** Task requirements **
Copy all of the material below exactly.
====
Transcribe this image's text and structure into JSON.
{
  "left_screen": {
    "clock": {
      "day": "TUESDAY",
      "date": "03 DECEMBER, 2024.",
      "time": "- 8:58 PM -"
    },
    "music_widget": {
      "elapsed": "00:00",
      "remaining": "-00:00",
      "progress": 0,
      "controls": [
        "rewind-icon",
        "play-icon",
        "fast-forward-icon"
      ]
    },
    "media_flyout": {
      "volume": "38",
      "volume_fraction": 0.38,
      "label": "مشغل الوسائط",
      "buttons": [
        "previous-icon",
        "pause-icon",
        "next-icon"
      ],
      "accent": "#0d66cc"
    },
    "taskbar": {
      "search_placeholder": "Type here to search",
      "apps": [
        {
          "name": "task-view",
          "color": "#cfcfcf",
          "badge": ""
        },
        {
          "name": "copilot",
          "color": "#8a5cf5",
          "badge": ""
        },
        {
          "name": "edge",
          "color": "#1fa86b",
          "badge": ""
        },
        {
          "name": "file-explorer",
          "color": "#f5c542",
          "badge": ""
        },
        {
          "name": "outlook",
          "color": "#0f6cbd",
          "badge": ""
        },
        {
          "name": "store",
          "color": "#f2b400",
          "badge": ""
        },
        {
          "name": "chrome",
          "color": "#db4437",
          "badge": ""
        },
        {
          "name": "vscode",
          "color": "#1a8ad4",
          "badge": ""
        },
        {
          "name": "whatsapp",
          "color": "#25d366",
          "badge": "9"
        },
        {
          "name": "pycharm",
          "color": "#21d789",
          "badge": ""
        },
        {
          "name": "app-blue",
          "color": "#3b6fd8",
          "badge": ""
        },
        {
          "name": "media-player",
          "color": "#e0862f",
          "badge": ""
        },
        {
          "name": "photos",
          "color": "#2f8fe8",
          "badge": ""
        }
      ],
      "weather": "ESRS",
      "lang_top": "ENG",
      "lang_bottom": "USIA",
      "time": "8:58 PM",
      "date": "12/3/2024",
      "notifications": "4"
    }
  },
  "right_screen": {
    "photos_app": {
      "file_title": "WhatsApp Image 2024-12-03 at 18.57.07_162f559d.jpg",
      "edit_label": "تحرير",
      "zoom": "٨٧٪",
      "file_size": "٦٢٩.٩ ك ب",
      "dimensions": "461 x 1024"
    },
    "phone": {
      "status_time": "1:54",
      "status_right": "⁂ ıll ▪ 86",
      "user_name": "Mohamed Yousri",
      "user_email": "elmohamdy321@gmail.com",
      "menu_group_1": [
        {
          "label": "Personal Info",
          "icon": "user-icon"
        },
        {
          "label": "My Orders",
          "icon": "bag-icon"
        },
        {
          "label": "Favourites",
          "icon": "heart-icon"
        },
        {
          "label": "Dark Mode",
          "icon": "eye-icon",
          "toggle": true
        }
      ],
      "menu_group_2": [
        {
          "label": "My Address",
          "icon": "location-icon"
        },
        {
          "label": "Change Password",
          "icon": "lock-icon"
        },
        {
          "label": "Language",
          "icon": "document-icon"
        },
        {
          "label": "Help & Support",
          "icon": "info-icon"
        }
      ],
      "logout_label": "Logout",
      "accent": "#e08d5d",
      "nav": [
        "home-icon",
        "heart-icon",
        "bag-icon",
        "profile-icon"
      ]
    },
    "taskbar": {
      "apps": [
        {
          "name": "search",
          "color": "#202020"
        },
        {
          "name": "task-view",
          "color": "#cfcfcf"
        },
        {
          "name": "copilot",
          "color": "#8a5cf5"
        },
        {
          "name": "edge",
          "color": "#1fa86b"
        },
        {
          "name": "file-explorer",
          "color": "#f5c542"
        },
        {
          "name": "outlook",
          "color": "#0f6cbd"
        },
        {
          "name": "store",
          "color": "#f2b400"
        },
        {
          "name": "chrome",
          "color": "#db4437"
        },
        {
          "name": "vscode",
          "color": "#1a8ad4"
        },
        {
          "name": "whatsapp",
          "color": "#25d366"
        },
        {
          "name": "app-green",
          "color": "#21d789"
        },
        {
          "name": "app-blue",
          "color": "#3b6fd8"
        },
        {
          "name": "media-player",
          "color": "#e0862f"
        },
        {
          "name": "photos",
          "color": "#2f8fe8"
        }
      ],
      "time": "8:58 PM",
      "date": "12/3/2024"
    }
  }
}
====
** Answer to this exercise **
Transcribe this image's text and structure into JSON.
{
  "left_screen": {
    "clock": {
      "day": "TUESDAY",
      "date": "03 DECEMBER, 2024.",
      "time": "- 8:58 PM -"
    },
    "music_widget": {
      "elapsed": "00:00",
      "remaining": "-00:00",
      "progress": 0,
      "controls": [
        "rewind-icon",
        "play-icon",
        "fast-forward-icon"
      ]
    },
    "media_flyout": {
      "volume": "38",
      "volume_fraction": 0.38,
      "label": "مشغل الوسائط",
      "buttons": [
        "previous-icon",
        "pause-icon",
        "next-icon"
      ],
      "accent": "#0d66cc"
    },
    "taskbar": {
      "search_placeholder": "Type here to search",
      "apps": [
        {
          "name": "task-view",
          "color": "#cfcfcf",
          "badge": ""
        },
        {
          "name": "copilot",
          "color": "#8a5cf5",
          "badge": ""
        },
        {
          "name": "edge",
          "color": "#1fa86b",
          "badge": ""
        },
        {
          "name": "file-explorer",
          "color": "#f5c542",
          "badge": ""
        },
        {
          "name": "outlook",
          "color": "#0f6cbd",
          "badge": ""
        },
        {
          "name": "store",
          "color": "#f2b400",
          "badge": ""
        },
        {
          "name": "chrome",
          "color": "#db4437",
          "badge": ""
        },
        {
          "name": "vscode",
          "color": "#1a8ad4",
          "badge": ""
        },
        {
          "name": "whatsapp",
          "color": "#25d366",
          "badge": "9"
        },
        {
          "name": "pycharm",
          "color": "#21d789",
          "badge": ""
        },
        {
          "name": "app-blue",
          "color": "#3b6fd8",
          "badge": ""
        },
        {
          "name": "media-player",
          "color": "#e0862f",
          "badge": ""
        },
        {
          "name": "photos",
          "color": "#2f8fe8",
          "badge": ""
        }
      ],
      "weather": "ESRS",
      "lang_top": "ENG",
      "lang_bottom": "USIA",
      "time": "8:58 PM",
      "date": "12/3/2024",
      "notifications": "4"
    }
  },
  "right_screen": {
    "photos_app": {
      "file_title": "WhatsApp Image 2024-12-03 at 18.57.07_162f559d.jpg",
      "edit_label": "تحرير",
      "zoom": "٨٧٪",
      "file_size": "٦٢٩.٩ ك ب",
      "dimensions": "461 x 1024"
    },
    "phone": {
      "status_time": "1:54",
      "status_right": "⁂ ıll ▪ 86",
      "user_name": "Mohamed Yousri",
      "user_email": "elmohamdy321@gmail.com",
      "menu_group_1": [
        {
          "label": "Personal Info",
          "icon": "user-icon"
        },
        {
          "label": "My Orders",
          "icon": "bag-icon"
        },
        {
          "label": "Favourites",
          "icon": "heart-icon"
        },
        {
          "label": "Dark Mode",
          "icon": "eye-icon",
          "toggle": true
        }
      ],
      "menu_group_2": [
        {
          "label": "My Address",
          "icon": "location-icon"
        },
        {
          "label": "Change Password",
          "icon": "lock-icon"
        },
        {
          "label": "Language",
          "icon": "document-icon"
        },
        {
          "label": "Help & Support",
          "icon": "info-icon"
        }
      ],
      "logout_label": "Logout",
      "accent": "#e08d5d",
      "nav": [
        "home-icon",
        "heart-icon",
        "bag-icon",
        "profile-icon"
      ]
    },
    "taskbar": {
      "apps": [
        {
          "name": "search",
          "color": "#202020"
        },
        {
          "name": "task-view",
          "color": "#cfcfcf"
        },
        {
          "name": "copilot",
          "color": "#8a5cf5"
        },
        {
          "name": "edge",
          "color": "#1fa86b"
        },
        {
          "name": "file-explorer",
          "color": "#f5c542"
        },
        {
          "name": "outlook",
          "color": "#0f6cbd"
        },
        {
          "name": "store",
          "color": "#f2b400"
        },
        {
          "name": "chrome",
          "color": "#db4437"
        },
        {
          "name": "vscode",
          "color": "#1a8ad4"
        },
        {
          "name": "whatsapp",
          "color": "#25d366"
        },
        {
          "name": "app-green",
          "color": "#21d789"
        },
        {
          "name": "app-blue",
          "color": "#3b6fd8"
        },
        {
          "name": "media-player",
          "color": "#e0862f"
        },
        {
          "name": "photos",
          "color": "#2f8fe8"
        }
      ],
      "time": "8:58 PM",
      "date": "12/3/2024"
    }
  }
}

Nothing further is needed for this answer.